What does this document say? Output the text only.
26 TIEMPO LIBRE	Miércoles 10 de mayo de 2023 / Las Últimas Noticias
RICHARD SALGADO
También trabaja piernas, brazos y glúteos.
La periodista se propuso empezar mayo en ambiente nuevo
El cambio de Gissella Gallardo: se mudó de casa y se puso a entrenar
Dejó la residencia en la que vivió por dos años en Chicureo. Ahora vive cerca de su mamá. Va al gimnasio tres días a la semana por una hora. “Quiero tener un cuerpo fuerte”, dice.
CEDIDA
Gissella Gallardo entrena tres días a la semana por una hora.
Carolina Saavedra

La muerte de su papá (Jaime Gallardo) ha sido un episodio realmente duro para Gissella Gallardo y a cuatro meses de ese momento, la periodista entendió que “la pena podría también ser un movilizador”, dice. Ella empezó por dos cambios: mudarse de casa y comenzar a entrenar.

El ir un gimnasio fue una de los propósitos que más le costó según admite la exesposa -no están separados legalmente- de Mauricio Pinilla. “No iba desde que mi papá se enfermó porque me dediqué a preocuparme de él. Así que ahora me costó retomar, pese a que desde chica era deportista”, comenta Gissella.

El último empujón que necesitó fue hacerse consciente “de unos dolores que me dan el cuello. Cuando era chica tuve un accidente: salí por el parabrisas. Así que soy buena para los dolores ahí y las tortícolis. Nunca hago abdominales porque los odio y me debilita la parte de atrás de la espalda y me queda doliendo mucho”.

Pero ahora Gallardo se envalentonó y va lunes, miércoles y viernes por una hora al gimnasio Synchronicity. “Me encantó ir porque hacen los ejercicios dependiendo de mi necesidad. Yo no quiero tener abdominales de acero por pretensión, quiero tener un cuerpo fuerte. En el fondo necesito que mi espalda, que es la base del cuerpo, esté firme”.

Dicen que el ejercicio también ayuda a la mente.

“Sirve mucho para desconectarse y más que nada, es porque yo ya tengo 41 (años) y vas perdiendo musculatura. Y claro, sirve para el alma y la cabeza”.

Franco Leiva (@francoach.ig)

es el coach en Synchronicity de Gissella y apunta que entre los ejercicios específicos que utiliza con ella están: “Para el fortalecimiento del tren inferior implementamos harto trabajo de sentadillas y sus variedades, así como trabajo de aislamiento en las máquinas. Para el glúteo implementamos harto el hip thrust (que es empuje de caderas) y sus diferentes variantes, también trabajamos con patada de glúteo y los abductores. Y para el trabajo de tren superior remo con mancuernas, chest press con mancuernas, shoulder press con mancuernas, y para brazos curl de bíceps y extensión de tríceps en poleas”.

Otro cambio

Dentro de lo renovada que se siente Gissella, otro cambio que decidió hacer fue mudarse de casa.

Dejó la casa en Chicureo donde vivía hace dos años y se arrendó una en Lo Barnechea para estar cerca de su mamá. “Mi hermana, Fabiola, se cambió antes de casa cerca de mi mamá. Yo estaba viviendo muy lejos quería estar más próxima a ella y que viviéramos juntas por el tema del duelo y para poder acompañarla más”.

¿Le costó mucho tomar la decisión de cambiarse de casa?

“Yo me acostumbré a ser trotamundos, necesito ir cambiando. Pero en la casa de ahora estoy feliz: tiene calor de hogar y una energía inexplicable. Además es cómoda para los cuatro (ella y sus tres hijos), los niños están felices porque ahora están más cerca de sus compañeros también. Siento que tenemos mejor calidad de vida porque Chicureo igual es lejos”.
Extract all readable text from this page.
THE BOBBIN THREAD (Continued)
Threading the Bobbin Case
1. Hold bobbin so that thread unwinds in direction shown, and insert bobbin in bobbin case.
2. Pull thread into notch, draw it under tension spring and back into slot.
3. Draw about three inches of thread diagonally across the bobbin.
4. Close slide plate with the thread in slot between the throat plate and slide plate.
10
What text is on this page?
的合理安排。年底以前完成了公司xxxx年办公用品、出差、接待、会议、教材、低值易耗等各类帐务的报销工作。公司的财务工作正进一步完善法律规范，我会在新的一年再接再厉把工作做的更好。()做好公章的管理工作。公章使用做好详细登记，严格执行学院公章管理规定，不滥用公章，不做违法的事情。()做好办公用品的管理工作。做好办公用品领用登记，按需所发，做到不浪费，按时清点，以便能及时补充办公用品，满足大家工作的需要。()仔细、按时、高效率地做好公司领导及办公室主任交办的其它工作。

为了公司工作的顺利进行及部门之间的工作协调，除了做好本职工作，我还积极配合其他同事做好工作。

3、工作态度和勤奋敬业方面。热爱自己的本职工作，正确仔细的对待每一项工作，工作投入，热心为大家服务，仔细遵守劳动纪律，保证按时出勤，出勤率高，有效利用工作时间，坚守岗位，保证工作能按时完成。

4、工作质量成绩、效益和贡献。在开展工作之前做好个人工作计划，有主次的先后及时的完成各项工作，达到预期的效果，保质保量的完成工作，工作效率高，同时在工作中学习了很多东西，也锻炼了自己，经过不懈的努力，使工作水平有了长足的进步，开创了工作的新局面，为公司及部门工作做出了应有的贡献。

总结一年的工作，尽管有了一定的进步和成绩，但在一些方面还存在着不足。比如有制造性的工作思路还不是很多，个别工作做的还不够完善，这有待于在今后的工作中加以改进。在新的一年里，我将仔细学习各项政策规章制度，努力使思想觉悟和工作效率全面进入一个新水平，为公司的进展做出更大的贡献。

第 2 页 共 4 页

→ **Instructions to follow**
From the listing above, extract every line exactly as it stands.

→ **Worked answer**
What does this document say? Output the text only.
26 TIEMPO LIBRE	Miércoles 10 de mayo de 2023 / Las Últimas Noticias
RICHARD SALGADO
También trabaja piernas, brazos y glúteos.
La periodista se propuso empezar mayo en ambiente nuevo
El cambio de Gissella Gallardo: se mudó de casa y se puso a entrenar
Dejó la residencia en la que vivió por dos años en Chicureo. Ahora vive cerca de su mamá. Va al gimnasio tres días a la semana por una hora. “Quiero tener un cuerpo fuerte”, dice.
CEDIDA
Gissella Gallardo entrena tres días a la semana por una hora.
Carolina Saavedra

La muerte de su papá (Jaime Gallardo) ha sido un episodio realmente duro para Gissella Gallardo y a cuatro meses de ese momento, la periodista entendió que “la pena podría también ser un movilizador”, dice. Ella empezó por dos cambios: mudarse de casa y comenzar a entrenar.

El ir un gimnasio fue una de los propósitos que más le costó según admite la exesposa -no están separados legalmente- de Mauricio Pinilla. “No iba desde que mi papá se enfermó porque me dediqué a preocuparme de él. Así que ahora me costó retomar, pese a que desde chica era deportista”, comenta Gissella.

El último empujón que necesitó fue hacerse consciente “de unos dolores que me dan el cuello. Cuando era chica tuve un accidente: salí por el parabrisas. Así que soy buena para los dolores ahí y las tortícolis. Nunca hago abdominales porque los odio y me debilita la parte de atrás de la espalda y me queda doliendo mucho”.

Pero ahora Gallardo se envalentonó y va lunes, miércoles y viernes por una hora al gimnasio Synchronicity. “Me encantó ir porque hacen los ejercicios dependiendo de mi necesidad. Yo no quiero tener abdominales de acero por pretensión, quiero tener un cuerpo fuerte. En el fondo necesito que mi espalda, que es la base del cuerpo, esté firme”.

Dicen que el ejercicio también ayuda a la mente.

“Sirve mucho para desconectarse y más que nada, es porque yo ya tengo 41 (años) y vas perdiendo musculatura. Y claro, sirve para el alma y la cabeza”.

Franco Leiva (@francoach.ig)

es el coach en Synchronicity de Gissella y apunta que entre los ejercicios específicos que utiliza con ella están: “Para el fortalecimiento del tren inferior implementamos harto trabajo de sentadillas y sus variedades, así como trabajo de aislamiento en las máquinas. Para el glúteo implementamos harto el hip thrust (que es empuje de caderas) y sus diferentes variantes, también trabajamos con patada de glúteo y los abductores. Y para el trabajo de tren superior remo con mancuernas, chest press con mancuernas, shoulder press con mancuernas, y para brazos curl de bíceps y extensión de tríceps en poleas”.

Otro cambio

Dentro de lo renovada que se siente Gissella, otro cambio que decidió hacer fue mudarse de casa.

Dejó la casa en Chicureo donde vivía hace dos años y se arrendó una en Lo Barnechea para estar cerca de su mamá. “Mi hermana, Fabiola, se cambió antes de casa cerca de mi mamá. Yo estaba viviendo muy lejos quería estar más próxima a ella y que viviéramos juntas por el tema del duelo y para poder acompañarla más”.

¿Le costó mucho tomar la decisión de cambiarse de casa?

“Yo me acostumbré a ser trotamundos, necesito ir cambiando. Pero en la casa de ahora estoy feliz: tiene calor de hogar y una energía inexplicable. Además es cómoda para los cuatro (ella y sus tres hijos), los niños están felices porque ahora están más cerca de sus compañeros también. Siento que tenemos mejor calidad de vida porque Chicureo igual es lejos”.
Extract all readable text from this page.
THE BOBBIN THREAD (Continued)
Threading the Bobbin Case
1. Hold bobbin so that thread unwinds in direction shown, and insert bobbin in bobbin case.
2. Pull thread into notch, draw it under tension spring and back into slot.
3. Draw about three inches of thread diagonally across the bobbin.
4. Close slide plate with the thread in slot between the throat plate and slide plate.
10
What text is on this page?
的合理安排。年底以前完成了公司xxxx年办公用品、出差、接待、会议、教材、低值易耗等各类帐务的报销工作。公司的财务工作正进一步完善法律规范，我会在新的一年再接再厉把工作做的更好。()做好公章的管理工作。公章使用做好详细登记，严格执行学院公章管理规定，不滥用公章，不做违法的事情。()做好办公用品的管理工作。做好办公用品领用登记，按需所发，做到不浪费，按时清点，以便能及时补充办公用品，满足大家工作的需要。()仔细、按时、高效率地做好公司领导及办公室主任交办的其它工作。

为了公司工作的顺利进行及部门之间的工作协调，除了做好本职工作，我还积极配合其他同事做好工作。

3、工作态度和勤奋敬业方面。热爱自己的本职工作，正确仔细的对待每一项工作，工作投入，热心为大家服务，仔细遵守劳动纪律，保证按时出勤，出勤率高，有效利用工作时间，坚守岗位，保证工作能按时完成。

4、工作质量成绩、效益和贡献。在开展工作之前做好个人工作计划，有主次的先后及时的完成各项工作，达到预期的效果，保质保量的完成工作，工作效率高，同时在工作中学习了很多东西，也锻炼了自己，经过不懈的努力，使工作水平有了长足的进步，开创了工作的新局面，为公司及部门工作做出了应有的贡献。

总结一年的工作，尽管有了一定的进步和成绩，但在一些方面还存在着不足。比如有制造性的工作思路还不是很多，个别工作做的还不够完善，这有待于在今后的工作中加以改进。在新的一年里，我将仔细学习各项政策规章制度，努力使思想觉悟和工作效率全面进入一个新水平，为公司的进展做出更大的贡献。

第 2 页 共 4 页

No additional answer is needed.